[Brief]: In the material below, find every line with "Threat" and pull it out.
::::
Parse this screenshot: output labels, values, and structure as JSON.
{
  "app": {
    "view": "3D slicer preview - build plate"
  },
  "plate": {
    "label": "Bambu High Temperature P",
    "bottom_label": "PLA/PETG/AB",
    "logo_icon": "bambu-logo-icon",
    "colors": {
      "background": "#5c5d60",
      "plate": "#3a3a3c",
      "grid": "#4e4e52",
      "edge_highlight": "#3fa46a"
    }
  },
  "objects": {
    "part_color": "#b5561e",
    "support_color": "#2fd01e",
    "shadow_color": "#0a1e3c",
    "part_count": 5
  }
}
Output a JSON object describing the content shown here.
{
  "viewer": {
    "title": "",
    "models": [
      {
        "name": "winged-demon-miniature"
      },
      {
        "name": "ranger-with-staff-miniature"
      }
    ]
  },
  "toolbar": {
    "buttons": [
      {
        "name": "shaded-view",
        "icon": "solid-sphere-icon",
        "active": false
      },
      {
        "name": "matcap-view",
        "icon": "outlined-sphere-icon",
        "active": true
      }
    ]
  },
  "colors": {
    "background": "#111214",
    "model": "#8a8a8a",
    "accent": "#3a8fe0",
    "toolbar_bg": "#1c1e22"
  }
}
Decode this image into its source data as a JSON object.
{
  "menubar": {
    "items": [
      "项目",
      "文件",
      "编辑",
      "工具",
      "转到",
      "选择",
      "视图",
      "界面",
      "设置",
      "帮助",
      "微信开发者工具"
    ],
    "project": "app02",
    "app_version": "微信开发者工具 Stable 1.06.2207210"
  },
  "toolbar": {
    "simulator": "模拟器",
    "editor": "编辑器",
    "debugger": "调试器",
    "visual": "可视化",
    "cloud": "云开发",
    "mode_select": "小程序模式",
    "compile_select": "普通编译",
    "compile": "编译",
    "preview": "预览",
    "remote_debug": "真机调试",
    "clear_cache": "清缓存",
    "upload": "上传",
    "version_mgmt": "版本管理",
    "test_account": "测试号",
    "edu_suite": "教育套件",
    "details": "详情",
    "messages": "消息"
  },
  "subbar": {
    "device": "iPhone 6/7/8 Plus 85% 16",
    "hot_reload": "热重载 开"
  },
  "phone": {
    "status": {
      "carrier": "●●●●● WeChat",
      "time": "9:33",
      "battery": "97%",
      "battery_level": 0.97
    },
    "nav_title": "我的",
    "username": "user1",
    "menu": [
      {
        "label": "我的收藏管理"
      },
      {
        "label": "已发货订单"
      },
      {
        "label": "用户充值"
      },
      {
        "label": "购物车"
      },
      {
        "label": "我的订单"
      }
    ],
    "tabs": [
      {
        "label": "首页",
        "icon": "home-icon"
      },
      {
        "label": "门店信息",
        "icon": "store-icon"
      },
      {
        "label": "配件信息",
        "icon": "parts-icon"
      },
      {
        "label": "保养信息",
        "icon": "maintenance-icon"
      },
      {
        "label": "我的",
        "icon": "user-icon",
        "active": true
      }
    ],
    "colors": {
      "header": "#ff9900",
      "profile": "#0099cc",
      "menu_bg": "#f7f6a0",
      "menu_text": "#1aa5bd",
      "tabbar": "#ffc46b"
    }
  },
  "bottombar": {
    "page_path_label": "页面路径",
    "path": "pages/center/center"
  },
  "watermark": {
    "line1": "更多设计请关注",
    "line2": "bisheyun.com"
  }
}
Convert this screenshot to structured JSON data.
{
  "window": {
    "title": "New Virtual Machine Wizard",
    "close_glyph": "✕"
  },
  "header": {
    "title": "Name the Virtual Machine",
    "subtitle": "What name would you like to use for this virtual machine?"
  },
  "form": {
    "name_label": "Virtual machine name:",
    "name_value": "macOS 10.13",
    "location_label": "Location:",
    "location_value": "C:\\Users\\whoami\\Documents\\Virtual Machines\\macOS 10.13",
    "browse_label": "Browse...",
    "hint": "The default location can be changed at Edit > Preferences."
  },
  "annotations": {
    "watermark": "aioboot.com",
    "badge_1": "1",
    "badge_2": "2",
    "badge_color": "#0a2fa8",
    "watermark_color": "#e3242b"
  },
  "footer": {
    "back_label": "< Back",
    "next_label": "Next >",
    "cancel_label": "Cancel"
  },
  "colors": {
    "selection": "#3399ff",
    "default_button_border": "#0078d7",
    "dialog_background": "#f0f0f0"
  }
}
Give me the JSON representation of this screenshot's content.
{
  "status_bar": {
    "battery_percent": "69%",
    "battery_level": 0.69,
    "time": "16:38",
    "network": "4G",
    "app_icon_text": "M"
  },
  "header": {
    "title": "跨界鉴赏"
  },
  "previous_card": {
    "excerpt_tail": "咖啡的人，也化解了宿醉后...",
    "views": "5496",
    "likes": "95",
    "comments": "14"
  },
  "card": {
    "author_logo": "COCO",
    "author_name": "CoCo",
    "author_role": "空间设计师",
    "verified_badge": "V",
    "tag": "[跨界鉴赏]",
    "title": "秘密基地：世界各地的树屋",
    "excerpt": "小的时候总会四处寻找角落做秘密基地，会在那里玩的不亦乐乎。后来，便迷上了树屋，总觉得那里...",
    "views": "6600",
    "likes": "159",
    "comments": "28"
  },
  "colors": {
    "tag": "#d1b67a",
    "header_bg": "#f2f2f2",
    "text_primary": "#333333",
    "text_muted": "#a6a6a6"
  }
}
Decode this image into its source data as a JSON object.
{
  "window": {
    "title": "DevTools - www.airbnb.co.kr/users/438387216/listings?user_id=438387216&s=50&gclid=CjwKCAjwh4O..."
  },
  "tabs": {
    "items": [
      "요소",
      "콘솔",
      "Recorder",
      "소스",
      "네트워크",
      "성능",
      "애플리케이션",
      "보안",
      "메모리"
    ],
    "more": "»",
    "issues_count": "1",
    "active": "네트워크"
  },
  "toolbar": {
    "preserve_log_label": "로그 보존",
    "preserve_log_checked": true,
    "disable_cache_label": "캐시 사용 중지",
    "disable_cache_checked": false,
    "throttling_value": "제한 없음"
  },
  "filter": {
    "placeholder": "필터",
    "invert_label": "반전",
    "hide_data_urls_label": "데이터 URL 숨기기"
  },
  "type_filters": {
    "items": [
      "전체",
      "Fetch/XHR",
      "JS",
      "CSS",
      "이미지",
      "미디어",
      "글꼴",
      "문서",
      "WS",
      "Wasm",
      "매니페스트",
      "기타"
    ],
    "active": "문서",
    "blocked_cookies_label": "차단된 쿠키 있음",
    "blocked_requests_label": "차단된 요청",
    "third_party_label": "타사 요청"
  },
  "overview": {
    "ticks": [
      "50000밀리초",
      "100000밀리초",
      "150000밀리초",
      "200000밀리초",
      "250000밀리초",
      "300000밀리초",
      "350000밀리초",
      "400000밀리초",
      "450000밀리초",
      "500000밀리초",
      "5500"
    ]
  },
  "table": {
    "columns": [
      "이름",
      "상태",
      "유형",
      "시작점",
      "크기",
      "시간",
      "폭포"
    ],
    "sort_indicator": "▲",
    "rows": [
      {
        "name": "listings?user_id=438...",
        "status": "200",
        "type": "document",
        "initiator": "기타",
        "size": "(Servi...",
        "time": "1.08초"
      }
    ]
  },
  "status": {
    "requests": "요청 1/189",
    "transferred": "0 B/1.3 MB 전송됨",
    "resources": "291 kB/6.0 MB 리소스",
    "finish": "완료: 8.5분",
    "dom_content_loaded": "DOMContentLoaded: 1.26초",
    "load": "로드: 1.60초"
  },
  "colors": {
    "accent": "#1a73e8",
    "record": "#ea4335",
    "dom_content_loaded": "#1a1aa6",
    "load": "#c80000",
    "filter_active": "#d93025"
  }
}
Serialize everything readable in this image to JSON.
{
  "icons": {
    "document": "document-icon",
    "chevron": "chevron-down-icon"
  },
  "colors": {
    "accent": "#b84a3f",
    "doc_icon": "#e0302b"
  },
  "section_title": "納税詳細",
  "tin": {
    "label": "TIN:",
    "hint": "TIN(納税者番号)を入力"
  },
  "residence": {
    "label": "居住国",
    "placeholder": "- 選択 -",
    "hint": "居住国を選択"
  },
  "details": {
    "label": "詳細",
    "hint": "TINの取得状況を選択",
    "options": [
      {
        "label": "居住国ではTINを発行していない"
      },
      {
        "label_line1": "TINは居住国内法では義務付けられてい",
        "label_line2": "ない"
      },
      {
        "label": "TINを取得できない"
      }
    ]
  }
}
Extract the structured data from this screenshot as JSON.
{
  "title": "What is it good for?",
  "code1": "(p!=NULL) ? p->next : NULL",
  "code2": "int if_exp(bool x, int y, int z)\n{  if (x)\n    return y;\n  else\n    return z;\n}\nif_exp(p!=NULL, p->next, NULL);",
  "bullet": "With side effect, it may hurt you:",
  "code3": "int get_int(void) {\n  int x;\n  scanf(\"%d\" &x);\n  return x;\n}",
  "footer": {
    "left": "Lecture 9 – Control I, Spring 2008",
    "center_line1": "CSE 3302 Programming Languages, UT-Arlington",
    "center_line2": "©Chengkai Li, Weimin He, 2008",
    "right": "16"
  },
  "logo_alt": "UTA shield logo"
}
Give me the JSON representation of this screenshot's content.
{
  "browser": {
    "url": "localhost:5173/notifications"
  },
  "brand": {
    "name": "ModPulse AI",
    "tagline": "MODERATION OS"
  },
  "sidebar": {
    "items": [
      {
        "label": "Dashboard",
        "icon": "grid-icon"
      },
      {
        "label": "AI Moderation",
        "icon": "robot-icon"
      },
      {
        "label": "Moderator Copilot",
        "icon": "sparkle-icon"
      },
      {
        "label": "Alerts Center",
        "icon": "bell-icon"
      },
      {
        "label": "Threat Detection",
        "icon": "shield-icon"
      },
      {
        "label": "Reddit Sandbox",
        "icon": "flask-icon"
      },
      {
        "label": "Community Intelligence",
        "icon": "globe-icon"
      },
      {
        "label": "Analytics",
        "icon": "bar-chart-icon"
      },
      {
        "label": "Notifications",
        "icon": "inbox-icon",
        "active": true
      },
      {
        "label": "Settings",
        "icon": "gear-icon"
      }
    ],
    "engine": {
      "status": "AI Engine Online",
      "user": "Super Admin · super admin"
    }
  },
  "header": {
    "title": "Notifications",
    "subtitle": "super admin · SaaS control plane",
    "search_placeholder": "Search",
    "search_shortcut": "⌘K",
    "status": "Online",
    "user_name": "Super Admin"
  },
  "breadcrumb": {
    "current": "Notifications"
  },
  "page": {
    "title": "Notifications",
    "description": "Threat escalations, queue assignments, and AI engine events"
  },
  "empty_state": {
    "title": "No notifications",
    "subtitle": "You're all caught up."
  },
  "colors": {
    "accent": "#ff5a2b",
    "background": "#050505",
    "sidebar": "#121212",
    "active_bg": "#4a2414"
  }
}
::::
[Response to the task]:
        "label": "Threat Detection",
    "description": "Threat escalations, queue assignments, and AI engine events"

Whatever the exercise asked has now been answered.